Work to be completed :: Find every line in the records below that holds the word "background", and copy it out.

┌─ Data shown

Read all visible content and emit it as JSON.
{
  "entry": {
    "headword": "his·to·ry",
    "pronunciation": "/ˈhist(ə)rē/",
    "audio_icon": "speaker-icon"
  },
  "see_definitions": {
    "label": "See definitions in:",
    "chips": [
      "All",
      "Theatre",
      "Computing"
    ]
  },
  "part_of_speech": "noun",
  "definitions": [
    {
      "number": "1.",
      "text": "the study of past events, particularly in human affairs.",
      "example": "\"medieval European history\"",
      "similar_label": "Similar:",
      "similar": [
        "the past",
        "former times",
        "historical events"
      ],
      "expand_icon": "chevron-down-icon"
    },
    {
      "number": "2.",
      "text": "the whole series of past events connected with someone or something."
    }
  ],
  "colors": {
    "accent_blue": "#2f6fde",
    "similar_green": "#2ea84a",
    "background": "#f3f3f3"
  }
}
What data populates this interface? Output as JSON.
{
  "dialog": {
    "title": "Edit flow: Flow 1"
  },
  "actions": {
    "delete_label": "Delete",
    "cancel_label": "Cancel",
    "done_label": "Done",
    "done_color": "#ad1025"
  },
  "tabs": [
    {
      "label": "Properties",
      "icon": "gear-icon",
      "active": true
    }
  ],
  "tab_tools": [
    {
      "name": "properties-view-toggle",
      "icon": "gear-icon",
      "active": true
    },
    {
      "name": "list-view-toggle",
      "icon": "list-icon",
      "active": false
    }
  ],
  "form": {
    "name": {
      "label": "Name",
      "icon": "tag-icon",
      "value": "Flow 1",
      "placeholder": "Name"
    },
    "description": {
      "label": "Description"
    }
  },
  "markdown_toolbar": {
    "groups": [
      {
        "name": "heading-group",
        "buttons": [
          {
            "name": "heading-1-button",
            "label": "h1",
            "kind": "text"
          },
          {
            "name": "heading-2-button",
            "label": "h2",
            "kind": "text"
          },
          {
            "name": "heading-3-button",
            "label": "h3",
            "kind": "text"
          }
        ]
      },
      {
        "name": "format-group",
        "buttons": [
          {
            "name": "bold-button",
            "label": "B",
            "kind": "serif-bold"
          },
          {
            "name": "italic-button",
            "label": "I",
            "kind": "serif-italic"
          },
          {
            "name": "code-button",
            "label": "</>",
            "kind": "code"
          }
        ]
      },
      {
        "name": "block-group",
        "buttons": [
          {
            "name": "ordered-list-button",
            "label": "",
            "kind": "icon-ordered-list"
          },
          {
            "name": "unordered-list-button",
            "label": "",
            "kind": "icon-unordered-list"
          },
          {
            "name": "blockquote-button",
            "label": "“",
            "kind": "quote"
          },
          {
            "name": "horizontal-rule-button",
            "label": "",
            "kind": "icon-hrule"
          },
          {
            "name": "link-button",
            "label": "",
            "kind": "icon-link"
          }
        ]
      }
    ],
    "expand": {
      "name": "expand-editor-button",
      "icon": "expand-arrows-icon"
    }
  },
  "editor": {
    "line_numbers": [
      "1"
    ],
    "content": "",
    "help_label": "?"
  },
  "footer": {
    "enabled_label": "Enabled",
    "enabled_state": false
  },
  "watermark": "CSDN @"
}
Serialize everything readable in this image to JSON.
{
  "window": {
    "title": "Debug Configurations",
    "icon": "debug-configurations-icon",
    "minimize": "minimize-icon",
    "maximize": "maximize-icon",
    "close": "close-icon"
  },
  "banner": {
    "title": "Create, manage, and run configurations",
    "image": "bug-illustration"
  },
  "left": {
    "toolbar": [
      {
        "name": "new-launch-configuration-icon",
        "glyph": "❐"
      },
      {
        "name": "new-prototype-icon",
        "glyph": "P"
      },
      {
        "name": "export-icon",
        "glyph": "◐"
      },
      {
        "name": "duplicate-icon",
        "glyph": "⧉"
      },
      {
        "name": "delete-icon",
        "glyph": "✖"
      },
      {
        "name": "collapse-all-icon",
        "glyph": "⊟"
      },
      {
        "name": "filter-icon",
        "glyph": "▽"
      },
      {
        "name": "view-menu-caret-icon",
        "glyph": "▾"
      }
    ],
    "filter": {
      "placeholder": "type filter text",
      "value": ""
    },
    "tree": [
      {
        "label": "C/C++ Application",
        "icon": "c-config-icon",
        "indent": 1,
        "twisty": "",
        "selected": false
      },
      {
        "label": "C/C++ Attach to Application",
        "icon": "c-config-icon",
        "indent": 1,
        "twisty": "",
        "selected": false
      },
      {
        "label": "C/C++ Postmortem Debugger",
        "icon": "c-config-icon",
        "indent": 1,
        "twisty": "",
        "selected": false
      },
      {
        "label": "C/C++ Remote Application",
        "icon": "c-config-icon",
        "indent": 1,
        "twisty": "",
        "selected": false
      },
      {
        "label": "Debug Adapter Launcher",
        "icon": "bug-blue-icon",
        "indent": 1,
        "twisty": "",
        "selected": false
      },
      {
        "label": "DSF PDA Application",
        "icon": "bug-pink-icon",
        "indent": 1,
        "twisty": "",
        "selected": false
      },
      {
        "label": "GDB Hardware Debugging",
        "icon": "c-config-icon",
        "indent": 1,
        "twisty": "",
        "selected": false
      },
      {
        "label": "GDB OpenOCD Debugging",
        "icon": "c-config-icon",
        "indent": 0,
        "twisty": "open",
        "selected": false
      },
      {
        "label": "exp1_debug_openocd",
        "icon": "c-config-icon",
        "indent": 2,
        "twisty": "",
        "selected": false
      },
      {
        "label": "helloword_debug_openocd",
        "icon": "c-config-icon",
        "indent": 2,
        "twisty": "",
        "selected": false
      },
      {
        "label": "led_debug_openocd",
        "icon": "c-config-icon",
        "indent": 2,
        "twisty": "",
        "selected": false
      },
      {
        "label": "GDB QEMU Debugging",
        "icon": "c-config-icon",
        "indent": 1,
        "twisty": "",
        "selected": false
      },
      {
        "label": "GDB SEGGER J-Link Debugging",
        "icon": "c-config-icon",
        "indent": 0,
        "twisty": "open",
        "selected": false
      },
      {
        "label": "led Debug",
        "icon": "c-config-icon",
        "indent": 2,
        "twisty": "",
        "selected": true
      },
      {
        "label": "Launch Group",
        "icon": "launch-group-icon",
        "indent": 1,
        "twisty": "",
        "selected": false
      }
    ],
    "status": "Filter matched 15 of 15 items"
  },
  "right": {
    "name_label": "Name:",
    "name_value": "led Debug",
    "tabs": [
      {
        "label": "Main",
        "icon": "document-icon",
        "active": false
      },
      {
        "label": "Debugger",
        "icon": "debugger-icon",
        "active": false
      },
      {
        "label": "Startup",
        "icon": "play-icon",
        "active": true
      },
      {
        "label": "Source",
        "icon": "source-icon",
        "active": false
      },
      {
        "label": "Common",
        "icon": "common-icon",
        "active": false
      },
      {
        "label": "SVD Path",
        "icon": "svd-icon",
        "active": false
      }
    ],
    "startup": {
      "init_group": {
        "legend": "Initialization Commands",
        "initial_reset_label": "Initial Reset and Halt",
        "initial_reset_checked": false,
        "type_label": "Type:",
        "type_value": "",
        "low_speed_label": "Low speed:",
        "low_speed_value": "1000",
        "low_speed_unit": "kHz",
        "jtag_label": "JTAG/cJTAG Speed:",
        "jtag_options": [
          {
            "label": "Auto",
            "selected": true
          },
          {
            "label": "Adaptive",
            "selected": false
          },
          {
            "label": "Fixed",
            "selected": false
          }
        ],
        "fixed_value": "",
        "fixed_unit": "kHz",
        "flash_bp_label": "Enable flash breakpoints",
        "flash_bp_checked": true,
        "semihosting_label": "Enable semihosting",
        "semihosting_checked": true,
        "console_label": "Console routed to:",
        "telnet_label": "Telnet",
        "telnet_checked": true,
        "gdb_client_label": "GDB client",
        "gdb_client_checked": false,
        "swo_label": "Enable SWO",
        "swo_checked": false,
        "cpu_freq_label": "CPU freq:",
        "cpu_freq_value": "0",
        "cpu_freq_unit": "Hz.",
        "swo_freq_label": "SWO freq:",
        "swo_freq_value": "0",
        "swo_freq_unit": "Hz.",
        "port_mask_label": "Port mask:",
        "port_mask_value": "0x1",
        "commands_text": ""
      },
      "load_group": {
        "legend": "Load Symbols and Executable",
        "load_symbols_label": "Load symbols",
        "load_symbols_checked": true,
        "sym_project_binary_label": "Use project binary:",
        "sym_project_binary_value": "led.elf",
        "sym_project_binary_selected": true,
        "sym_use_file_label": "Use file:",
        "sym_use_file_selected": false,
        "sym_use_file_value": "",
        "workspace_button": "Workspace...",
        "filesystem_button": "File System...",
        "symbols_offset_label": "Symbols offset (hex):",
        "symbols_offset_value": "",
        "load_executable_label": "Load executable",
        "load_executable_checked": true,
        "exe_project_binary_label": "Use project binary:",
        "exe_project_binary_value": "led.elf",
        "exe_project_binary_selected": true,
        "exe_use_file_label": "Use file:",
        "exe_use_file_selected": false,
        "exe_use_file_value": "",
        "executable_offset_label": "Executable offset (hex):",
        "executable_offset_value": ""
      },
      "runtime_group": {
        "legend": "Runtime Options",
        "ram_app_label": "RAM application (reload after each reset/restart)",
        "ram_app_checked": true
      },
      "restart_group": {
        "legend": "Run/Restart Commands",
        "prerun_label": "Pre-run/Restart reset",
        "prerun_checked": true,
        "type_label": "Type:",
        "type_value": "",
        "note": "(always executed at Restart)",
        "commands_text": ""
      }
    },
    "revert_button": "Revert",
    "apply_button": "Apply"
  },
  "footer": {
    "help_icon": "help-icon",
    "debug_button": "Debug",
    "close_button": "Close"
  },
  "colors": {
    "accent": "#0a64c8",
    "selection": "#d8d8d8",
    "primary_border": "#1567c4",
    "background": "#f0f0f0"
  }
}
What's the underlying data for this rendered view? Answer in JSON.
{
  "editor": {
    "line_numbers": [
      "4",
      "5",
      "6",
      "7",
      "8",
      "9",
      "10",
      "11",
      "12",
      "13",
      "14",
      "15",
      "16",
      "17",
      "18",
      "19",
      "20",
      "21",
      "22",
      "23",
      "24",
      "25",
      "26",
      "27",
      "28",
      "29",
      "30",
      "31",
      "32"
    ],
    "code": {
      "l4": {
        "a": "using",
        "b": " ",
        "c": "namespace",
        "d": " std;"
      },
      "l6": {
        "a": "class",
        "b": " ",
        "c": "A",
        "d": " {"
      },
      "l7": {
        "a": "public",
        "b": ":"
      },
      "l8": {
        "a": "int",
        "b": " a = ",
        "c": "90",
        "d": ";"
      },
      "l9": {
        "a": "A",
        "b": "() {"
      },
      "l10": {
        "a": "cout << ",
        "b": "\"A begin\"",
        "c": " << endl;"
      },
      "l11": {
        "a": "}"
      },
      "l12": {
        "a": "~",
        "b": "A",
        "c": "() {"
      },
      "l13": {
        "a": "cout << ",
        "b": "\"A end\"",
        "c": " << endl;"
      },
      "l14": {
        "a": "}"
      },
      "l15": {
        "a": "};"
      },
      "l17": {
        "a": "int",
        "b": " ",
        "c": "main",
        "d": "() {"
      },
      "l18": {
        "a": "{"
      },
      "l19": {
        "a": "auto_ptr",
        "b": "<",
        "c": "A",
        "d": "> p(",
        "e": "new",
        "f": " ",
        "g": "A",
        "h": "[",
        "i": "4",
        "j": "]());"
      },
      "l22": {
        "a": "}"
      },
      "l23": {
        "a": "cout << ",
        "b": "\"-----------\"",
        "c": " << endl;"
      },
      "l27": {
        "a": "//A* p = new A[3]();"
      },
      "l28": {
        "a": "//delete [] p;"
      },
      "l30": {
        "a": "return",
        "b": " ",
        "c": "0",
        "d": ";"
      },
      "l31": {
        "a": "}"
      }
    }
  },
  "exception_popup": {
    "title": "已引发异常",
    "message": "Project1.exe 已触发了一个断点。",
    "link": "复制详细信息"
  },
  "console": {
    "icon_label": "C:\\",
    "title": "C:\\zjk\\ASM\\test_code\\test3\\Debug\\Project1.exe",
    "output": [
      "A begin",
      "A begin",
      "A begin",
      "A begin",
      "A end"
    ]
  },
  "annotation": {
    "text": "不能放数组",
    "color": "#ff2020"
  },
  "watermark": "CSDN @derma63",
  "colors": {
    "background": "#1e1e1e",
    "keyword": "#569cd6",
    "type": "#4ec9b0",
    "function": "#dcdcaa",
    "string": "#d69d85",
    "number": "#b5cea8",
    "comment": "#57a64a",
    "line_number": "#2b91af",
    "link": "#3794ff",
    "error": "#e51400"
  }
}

└─

Answer to the problem ::
    "background": "#f3f3f3"
    "background": "#f0f0f0"
    "background": "#1e1e1e",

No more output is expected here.